Lift every line from the entries that includes the word "chevron".

☆ ☆ ☆

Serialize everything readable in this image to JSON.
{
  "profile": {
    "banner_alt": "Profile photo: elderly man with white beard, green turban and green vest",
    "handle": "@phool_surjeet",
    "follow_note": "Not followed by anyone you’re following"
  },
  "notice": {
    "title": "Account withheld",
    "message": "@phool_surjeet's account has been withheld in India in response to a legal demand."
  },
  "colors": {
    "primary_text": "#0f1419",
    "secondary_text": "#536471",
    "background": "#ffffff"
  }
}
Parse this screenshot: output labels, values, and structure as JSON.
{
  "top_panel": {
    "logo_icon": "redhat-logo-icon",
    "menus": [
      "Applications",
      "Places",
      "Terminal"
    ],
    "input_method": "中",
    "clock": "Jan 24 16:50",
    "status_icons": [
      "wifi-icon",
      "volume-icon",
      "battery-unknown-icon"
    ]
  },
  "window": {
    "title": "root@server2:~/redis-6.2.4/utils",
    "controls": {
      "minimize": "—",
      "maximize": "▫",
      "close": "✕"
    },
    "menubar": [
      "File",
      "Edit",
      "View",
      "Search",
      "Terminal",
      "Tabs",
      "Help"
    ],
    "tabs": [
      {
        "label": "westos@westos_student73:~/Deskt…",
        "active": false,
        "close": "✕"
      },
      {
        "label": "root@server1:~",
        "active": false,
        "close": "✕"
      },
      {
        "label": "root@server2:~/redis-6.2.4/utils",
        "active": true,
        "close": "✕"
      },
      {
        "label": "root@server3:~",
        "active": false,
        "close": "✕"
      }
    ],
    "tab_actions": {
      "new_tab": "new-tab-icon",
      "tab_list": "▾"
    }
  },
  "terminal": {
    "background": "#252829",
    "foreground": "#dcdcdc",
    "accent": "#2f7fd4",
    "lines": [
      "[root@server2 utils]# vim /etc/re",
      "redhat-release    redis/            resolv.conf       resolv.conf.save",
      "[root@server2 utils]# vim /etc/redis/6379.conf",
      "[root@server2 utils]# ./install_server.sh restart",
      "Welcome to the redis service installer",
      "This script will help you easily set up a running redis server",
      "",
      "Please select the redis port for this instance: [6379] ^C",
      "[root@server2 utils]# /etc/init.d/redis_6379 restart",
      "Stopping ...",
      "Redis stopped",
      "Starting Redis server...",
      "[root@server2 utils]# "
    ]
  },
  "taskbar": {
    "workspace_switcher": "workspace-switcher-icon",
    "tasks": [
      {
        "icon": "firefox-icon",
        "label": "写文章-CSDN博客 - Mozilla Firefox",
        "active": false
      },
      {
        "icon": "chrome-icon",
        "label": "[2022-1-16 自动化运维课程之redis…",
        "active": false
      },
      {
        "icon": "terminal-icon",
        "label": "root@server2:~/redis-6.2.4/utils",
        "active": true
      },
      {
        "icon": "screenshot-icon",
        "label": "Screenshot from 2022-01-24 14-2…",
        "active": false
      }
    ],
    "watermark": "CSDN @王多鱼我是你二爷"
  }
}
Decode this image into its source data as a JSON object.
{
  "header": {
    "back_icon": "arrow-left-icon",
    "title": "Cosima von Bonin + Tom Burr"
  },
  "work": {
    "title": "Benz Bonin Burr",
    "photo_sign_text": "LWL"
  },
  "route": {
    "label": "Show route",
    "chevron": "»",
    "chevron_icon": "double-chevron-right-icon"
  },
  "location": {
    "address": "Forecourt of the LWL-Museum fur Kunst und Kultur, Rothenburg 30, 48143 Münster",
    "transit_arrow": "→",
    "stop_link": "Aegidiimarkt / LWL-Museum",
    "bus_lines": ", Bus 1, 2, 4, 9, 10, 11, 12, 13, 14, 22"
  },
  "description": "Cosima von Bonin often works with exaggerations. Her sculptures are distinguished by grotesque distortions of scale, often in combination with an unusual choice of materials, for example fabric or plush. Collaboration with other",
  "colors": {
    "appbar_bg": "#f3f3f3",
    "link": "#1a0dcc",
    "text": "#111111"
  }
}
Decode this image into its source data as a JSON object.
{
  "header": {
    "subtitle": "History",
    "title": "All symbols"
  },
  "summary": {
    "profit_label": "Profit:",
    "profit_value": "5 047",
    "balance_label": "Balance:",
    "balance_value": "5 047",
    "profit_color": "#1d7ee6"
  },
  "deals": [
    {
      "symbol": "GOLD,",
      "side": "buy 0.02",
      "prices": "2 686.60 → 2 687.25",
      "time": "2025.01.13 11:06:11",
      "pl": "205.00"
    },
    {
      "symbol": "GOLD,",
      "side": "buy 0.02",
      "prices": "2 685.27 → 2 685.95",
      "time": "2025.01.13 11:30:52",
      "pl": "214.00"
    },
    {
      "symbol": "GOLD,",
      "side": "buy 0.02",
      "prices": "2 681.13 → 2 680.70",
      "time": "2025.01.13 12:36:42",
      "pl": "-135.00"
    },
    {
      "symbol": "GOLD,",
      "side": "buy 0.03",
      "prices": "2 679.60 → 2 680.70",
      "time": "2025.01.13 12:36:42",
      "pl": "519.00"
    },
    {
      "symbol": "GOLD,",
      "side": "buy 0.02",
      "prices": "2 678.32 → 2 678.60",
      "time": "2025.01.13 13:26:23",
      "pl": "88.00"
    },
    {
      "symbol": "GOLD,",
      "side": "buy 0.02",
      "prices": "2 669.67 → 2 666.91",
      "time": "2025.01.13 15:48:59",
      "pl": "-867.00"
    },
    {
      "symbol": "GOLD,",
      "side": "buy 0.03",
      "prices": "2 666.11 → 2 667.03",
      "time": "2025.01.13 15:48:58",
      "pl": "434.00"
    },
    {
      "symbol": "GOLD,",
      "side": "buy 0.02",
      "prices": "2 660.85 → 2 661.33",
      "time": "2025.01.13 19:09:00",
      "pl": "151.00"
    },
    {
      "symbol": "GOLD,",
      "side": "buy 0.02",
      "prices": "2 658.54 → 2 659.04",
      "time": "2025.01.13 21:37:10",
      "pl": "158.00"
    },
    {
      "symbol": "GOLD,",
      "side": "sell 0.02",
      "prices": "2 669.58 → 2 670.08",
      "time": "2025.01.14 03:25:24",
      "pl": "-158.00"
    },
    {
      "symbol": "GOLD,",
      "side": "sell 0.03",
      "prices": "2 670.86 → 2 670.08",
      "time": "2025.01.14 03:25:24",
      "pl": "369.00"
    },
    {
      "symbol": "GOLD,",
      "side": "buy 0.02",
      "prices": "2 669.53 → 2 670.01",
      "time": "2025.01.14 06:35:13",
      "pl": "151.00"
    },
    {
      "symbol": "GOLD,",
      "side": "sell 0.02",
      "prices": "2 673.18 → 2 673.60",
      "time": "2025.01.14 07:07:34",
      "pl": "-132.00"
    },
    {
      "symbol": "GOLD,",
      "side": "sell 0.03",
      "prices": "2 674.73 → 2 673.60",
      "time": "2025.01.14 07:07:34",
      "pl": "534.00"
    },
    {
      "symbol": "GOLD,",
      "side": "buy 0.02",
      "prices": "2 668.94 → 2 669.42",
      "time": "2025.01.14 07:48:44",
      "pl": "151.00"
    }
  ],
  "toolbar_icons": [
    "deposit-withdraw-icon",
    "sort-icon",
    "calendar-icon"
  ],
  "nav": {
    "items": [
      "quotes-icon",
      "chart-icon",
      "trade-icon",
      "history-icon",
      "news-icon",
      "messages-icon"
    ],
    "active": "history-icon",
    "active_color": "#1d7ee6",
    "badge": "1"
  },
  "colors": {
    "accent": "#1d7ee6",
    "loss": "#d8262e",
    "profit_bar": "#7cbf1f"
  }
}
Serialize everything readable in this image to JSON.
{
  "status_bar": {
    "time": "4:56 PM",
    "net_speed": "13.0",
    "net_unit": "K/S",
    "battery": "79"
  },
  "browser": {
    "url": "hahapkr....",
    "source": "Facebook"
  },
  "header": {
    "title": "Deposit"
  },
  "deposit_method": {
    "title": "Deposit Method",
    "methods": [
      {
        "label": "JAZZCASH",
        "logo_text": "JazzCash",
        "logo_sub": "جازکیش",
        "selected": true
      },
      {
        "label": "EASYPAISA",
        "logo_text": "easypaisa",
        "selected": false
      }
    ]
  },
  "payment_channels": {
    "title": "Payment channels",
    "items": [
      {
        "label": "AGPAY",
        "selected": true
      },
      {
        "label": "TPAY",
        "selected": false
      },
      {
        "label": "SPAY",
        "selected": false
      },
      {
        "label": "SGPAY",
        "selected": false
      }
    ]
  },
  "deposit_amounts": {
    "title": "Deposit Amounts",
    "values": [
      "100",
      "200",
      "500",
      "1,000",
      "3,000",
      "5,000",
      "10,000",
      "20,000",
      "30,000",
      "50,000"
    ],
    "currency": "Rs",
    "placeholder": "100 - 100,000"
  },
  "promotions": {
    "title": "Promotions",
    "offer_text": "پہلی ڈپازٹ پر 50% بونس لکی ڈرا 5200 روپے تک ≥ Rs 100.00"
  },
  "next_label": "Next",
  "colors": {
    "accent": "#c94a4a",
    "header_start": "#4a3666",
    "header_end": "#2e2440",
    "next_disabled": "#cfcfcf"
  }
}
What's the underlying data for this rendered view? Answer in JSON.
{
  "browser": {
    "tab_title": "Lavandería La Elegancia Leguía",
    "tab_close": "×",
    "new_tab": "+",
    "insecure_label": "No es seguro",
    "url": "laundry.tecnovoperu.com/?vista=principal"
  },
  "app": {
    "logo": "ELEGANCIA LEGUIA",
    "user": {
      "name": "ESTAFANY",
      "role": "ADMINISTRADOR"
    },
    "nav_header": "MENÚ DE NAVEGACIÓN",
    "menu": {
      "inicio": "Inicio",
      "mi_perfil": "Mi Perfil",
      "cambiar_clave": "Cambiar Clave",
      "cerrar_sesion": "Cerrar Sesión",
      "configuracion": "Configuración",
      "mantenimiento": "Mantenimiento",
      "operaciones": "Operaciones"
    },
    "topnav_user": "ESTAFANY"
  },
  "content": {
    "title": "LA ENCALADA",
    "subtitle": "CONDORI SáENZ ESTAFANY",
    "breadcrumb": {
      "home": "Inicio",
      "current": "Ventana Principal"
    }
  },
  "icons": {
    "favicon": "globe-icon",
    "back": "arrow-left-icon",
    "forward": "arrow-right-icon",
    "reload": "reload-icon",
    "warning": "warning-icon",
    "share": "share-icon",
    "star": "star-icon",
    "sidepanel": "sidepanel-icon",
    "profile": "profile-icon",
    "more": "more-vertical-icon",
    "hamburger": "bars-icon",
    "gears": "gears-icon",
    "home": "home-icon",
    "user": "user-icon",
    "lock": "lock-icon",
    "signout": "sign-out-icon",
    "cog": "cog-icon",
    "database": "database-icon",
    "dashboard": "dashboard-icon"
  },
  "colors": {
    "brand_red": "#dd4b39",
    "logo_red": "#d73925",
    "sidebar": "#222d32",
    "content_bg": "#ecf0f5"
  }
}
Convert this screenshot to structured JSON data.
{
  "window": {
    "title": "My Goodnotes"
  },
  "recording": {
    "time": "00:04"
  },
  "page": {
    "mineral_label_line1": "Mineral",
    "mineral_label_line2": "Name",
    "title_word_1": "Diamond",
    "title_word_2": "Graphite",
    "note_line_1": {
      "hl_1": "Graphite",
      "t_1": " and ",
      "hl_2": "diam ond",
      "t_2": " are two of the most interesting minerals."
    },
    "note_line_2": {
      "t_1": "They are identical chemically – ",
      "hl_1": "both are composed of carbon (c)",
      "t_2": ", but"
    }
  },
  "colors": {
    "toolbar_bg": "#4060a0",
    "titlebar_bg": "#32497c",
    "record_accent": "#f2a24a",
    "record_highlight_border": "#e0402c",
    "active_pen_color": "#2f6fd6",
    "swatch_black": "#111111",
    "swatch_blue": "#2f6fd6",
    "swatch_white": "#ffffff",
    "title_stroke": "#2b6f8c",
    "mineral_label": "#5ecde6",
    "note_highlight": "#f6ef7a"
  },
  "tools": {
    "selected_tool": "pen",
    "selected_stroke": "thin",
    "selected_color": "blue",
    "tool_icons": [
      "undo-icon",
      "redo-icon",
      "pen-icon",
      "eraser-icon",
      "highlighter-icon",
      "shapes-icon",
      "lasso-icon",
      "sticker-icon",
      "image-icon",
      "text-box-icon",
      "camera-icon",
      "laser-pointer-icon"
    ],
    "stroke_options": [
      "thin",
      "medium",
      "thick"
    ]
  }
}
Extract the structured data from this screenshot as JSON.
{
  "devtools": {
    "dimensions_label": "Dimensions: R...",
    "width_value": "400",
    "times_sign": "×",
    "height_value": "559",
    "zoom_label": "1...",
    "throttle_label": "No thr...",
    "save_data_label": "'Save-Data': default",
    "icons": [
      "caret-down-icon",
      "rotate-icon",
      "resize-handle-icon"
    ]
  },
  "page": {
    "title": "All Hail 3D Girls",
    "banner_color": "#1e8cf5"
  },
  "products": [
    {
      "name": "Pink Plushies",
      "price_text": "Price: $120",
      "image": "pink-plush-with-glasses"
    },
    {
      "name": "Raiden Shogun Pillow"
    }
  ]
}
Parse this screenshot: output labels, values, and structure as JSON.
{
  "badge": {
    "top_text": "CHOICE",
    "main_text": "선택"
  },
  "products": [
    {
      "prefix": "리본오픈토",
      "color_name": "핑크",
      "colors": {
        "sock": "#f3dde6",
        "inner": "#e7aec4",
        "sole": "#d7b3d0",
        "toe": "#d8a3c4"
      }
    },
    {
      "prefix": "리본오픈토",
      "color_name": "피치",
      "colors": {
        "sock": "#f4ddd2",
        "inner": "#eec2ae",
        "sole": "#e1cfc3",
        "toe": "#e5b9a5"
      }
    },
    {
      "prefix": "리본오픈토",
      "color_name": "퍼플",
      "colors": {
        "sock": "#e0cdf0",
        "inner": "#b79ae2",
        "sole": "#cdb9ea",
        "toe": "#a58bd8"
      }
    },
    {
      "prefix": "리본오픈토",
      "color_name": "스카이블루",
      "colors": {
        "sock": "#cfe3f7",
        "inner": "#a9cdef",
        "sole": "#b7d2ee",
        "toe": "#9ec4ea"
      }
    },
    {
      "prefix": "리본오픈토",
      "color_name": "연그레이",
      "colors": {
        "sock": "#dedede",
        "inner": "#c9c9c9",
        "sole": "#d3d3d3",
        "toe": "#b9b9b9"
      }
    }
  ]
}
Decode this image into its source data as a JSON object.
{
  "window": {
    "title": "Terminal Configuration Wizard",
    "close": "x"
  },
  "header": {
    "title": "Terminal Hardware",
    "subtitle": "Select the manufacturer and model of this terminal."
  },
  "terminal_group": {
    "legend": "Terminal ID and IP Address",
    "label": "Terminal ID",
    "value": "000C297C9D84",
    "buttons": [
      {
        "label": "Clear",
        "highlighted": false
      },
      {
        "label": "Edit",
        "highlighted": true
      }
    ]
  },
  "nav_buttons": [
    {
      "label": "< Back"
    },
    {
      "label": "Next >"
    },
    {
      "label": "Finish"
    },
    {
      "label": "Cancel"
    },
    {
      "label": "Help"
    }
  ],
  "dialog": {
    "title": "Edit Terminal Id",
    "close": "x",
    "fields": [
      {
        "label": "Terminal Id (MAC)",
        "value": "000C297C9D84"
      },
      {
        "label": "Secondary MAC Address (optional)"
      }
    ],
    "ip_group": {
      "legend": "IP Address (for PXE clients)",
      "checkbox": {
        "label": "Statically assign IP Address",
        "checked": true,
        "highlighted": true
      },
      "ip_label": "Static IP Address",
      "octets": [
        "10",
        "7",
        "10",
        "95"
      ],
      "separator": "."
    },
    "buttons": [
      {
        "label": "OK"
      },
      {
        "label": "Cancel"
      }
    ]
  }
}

☆ ☆ ☆

## Answer below:
    "chevron": "»",
    "chevron_icon": "double-chevron-right-icon"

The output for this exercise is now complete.